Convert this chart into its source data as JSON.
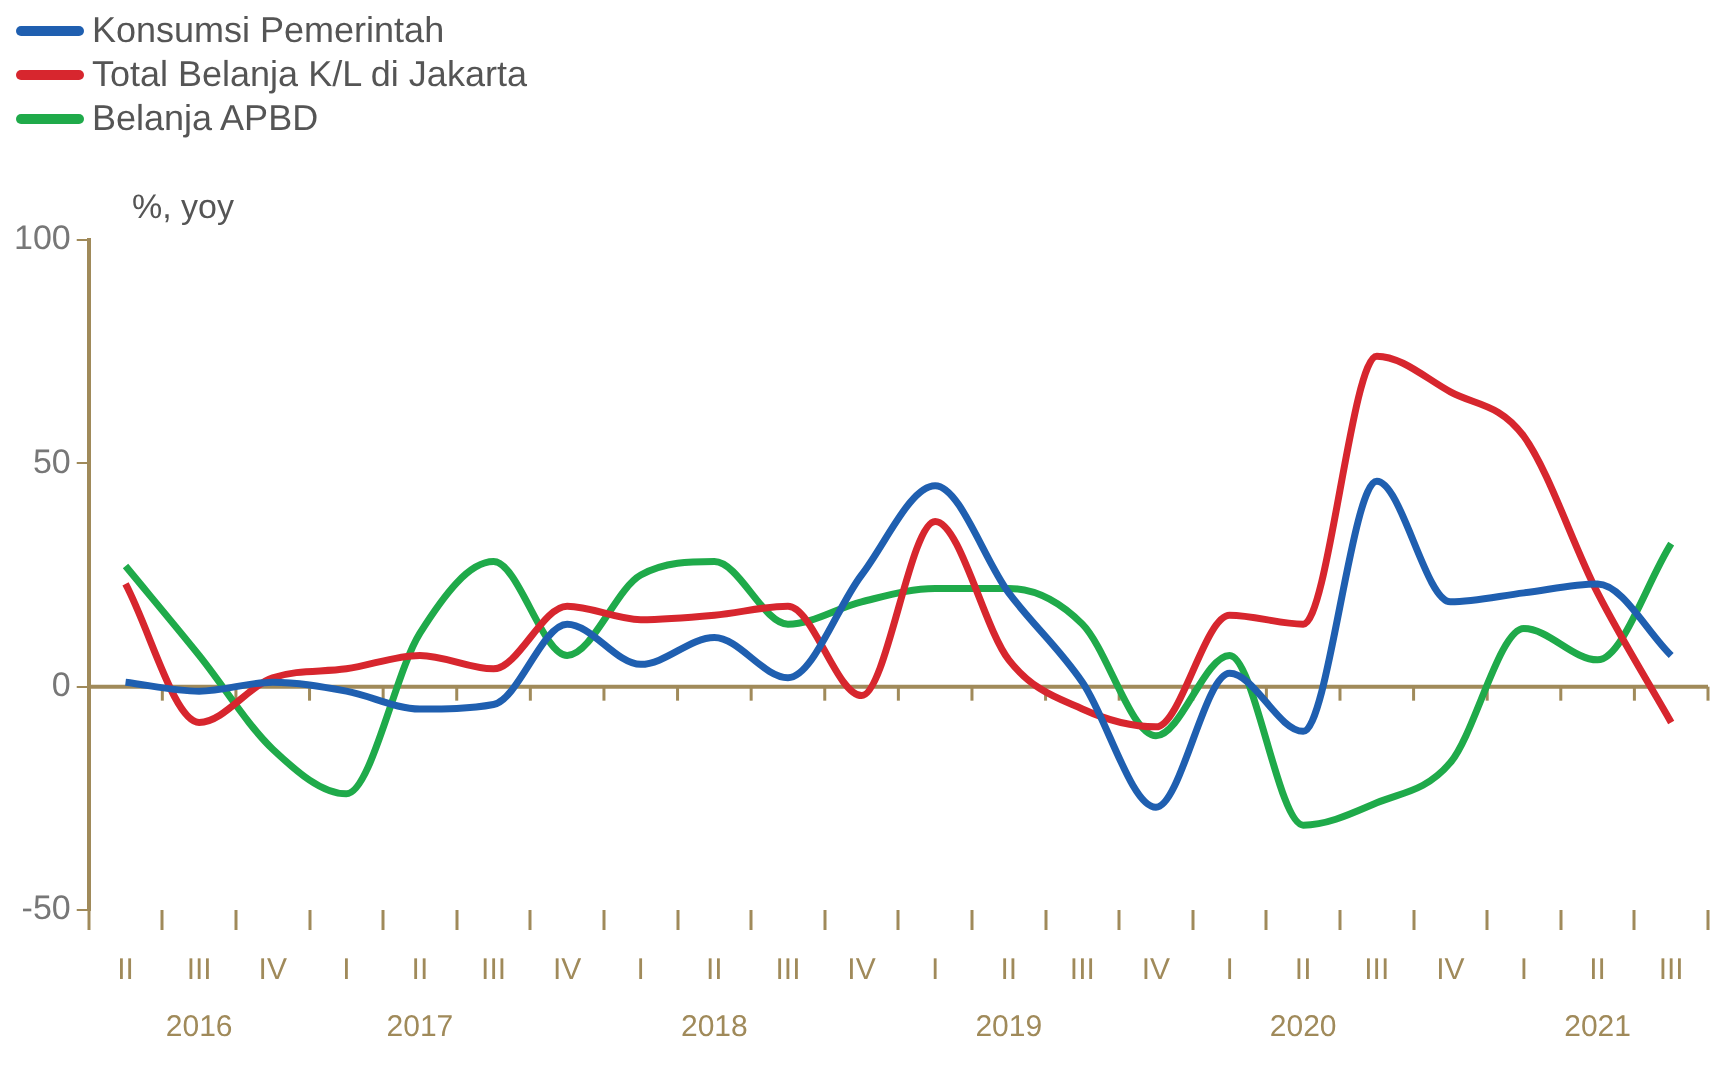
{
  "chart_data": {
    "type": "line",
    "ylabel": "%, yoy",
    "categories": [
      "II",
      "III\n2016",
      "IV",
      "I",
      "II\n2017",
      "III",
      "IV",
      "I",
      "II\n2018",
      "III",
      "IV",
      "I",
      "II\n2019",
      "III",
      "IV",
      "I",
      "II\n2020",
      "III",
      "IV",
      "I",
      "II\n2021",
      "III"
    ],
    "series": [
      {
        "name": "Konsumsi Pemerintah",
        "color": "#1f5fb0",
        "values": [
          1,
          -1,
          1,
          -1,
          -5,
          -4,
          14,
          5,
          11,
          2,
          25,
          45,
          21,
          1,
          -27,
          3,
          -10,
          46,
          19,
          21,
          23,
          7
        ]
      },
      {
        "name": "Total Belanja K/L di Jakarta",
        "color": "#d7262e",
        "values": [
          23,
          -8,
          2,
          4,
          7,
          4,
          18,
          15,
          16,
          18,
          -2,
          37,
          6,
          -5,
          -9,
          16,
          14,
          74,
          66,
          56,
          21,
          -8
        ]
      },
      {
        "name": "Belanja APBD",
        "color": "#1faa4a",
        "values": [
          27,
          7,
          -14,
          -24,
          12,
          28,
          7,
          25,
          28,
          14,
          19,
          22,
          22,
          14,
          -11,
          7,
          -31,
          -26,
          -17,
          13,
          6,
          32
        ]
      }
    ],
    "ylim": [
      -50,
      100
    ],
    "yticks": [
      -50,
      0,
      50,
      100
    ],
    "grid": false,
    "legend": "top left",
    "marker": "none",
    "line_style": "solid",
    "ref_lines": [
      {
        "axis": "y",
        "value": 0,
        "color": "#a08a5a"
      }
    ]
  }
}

__________________________________________________

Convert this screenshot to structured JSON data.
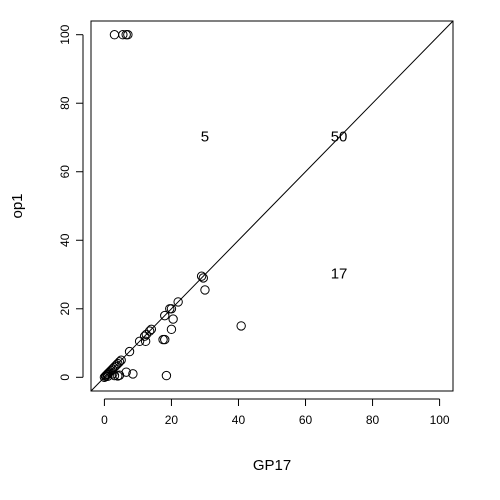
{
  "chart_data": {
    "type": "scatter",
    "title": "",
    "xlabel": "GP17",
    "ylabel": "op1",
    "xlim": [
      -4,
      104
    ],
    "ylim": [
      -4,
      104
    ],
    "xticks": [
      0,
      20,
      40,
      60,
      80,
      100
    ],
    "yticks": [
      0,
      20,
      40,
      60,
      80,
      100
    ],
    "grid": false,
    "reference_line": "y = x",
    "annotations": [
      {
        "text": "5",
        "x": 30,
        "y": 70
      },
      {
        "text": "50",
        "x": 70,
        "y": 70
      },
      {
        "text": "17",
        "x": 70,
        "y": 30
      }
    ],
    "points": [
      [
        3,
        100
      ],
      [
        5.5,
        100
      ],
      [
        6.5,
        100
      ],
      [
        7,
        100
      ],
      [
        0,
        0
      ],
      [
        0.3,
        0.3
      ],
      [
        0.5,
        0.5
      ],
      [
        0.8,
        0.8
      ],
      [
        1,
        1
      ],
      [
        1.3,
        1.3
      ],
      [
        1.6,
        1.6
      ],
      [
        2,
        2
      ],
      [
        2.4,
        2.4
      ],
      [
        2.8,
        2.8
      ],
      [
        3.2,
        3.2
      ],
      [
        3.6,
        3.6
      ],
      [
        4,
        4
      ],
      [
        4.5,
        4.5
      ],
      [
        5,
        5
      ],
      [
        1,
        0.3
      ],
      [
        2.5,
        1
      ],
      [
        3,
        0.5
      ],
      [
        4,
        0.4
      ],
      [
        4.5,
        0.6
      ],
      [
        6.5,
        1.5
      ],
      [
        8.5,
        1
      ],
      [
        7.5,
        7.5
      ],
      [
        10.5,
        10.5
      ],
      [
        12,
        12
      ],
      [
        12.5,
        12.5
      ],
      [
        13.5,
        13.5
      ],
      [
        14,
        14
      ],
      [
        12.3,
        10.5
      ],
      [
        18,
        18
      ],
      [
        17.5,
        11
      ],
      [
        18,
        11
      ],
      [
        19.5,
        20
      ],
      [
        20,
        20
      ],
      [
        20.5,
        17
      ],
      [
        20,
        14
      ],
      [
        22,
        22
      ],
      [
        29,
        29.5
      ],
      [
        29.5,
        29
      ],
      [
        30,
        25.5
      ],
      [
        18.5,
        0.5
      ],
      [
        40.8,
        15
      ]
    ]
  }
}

__________________________________________________

(PROBLEM TO WORK ON) In the entries above, find each line with the word "name" and show it.

(RESULT)
        "name": "Konsumsi Pemerintah",
        "name": "Total Belanja K/L di Jakarta",
        "name": "Belanja APBD",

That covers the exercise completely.